==== RECORDS FOR THIS EXERCISE

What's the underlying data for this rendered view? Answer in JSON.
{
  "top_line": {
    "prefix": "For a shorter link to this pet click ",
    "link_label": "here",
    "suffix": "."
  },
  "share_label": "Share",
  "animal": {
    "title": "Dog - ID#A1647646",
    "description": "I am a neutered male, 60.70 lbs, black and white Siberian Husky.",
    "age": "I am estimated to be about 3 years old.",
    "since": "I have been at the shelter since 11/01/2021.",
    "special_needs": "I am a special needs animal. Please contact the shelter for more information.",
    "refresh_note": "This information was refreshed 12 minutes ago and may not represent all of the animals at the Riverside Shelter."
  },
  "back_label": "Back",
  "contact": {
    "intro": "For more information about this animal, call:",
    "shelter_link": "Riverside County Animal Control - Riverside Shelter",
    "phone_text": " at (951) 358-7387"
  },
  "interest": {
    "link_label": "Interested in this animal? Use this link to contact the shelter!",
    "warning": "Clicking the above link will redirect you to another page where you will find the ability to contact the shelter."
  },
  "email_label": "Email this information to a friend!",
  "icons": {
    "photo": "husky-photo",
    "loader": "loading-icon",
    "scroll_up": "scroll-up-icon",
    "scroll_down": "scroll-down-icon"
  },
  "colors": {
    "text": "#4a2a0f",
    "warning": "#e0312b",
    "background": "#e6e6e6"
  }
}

========

• _TASK DETAILS_
Could you transcribe the records in full, exactly?

• _EXERCISE RESPONSE_
What's the underlying data for this rendered view? Answer in JSON.
{
  "top_line": {
    "prefix": "For a shorter link to this pet click ",
    "link_label": "here",
    "suffix": "."
  },
  "share_label": "Share",
  "animal": {
    "title": "Dog - ID#A1647646",
    "description": "I am a neutered male, 60.70 lbs, black and white Siberian Husky.",
    "age": "I am estimated to be about 3 years old.",
    "since": "I have been at the shelter since 11/01/2021.",
    "special_needs": "I am a special needs animal. Please contact the shelter for more information.",
    "refresh_note": "This information was refreshed 12 minutes ago and may not represent all of the animals at the Riverside Shelter."
  },
  "back_label": "Back",
  "contact": {
    "intro": "For more information about this animal, call:",
    "shelter_link": "Riverside County Animal Control - Riverside Shelter",
    "phone_text": " at (951) 358-7387"
  },
  "interest": {
    "link_label": "Interested in this animal? Use this link to contact the shelter!",
    "warning": "Clicking the above link will redirect you to another page where you will find the ability to contact the shelter."
  },
  "email_label": "Email this information to a friend!",
  "icons": {
    "photo": "husky-photo",
    "loader": "loading-icon",
    "scroll_up": "scroll-up-icon",
    "scroll_down": "scroll-down-icon"
  },
  "colors": {
    "text": "#4a2a0f",
    "warning": "#e0312b",
    "background": "#e6e6e6"
  }
}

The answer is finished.